PAGE EXCERPT:
Archive for the ‘Covenants’ Category

Quiet enjoyment: landlord’s liability for the actions of other tenants

September 27, 2012

In Hilton v James Smith & Sons (Norwood) Ltd ([1979] 2 EGLR 44, CA (Eng)) L owned a row of shops with a private road (a cul de sac) giving access to the rear of the shops. T was the tenant of the end of the cul de sac. It had an easement to use the road for access and delivery but could never use it because other tenants and people making deliveries to them parked in such a way as to obstruct the road. The leases of all of the shops contained a prohibition on parking cars, obstructing the road or causing a nuisance or annoyance to the landlord or other tenants and to use the road only for delivery purposes. L was liable to T (even though the actions were not lawful under the terms of the other tenants’ leases) in nuisance and for breach of the covenants for quiet enjoyment and non-derogation from grant (Ormrod L.J. thought the label didn’t matter). L was liable because it had the means of bringing the problem to an end (an action for nuisance or breach of the express covenant just mentioned) but had done nothing.


Omission and quiet enjoyment

August 29, 2012

In Booth v Thomas ([1926] Ch. 397) a landowner’s predecessors in title had enclosed a stream in a culvert. A lease had been granted of neighbouring land and a building was constructed on it. The current owner of the stream was also the landlord of the neighbouring land on which the building stood (but the stream was not part of the lease). The landowner failed to keep the culvert in good repair. As a result, the culvert broke after a heavy storm. The result was that the foundations of the nearby building were damaged and the building partially collapsed. It was held that this was a breach of the landlord’s covenant for quiet enjoyment even though the problem was caused by an omission. Independently of the covenant for quiet enjoyment, the landlord owed a duty to keep the culvert in good repair. The failure to perform that duty was also a breach of the covenant for quiet enjoyment.

‘It appears to me that the case is one in which the defendant is liable by reason of his omission to repair and keep in good repair the culvert, in consequence of which the stream was able to get at the premises of the plaintiff, and by that failure or omission the defendant has rendered himself responsible to the plaintiff for a breach of the covenant for quiet enjoyment.’ (Pollock M.R. at 404)

Discharge of restrictive covenant against sub-letting (England)

June 21, 2012

In Re Lee’s Application ([2012] UKUT 125 (LC)) concerned a lease owned by L of a flat in a block of flats. The lease contained an absolute restriction on sub-letting. The landlord was the management company that owned the freehold of the building. The lessors’ covenants in the long leases on which the owners held their flats required the landlord to enforce the lease covenants if any tenant required it to do so. Thus, the lease covenants created a scheme for the benefit of all tenants.

THE RECORDS:

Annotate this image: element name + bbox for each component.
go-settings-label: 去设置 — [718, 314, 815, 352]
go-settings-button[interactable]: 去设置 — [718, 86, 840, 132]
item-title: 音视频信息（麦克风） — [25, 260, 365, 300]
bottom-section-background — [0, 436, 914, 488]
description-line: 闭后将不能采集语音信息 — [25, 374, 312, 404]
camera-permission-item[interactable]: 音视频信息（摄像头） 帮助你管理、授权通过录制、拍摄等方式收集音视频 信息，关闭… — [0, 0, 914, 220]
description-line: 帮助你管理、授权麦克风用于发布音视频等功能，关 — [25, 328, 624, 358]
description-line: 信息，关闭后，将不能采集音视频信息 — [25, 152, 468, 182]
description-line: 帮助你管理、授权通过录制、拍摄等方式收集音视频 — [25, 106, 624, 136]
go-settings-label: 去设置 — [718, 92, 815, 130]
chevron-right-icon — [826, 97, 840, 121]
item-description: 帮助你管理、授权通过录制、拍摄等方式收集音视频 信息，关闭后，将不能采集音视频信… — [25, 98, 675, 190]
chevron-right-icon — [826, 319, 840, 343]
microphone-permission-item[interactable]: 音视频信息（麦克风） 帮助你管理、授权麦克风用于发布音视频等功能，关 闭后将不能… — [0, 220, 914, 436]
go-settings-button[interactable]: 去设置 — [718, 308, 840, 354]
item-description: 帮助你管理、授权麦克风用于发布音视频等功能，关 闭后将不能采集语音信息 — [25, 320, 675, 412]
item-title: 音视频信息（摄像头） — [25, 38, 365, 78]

SHORT EXERCISE 1:
In the archive page, what did the court hold in Booth v Thomas about the landlord's failure to keep the culvert in good repair?
SHORT EXERCISE 2:
Update the rows from the first one through the line with "description-line: 闭后将不能采集语音信息 —", replacing "go-settings-button" with "settings-entry-button" and leaving everything else unchanged. Return only those rows.

WORKED SOLUTION 1:
It was a breach of the landlord's covenant for quiet enjoyment, even though the problem was caused by an omission.

WORKED SOLUTION 2:
Annotate this image: element name + bbox for each component.
go-settings-label: 去设置 — [718, 314, 815, 352]
settings-entry-button[interactable]: 去设置 — [718, 86, 840, 132]
item-title: 音视频信息（麦克风） — [25, 260, 365, 300]
bottom-section-background — [0, 436, 914, 488]
description-line: 闭后将不能采集语音信息 — [25, 374, 312, 404]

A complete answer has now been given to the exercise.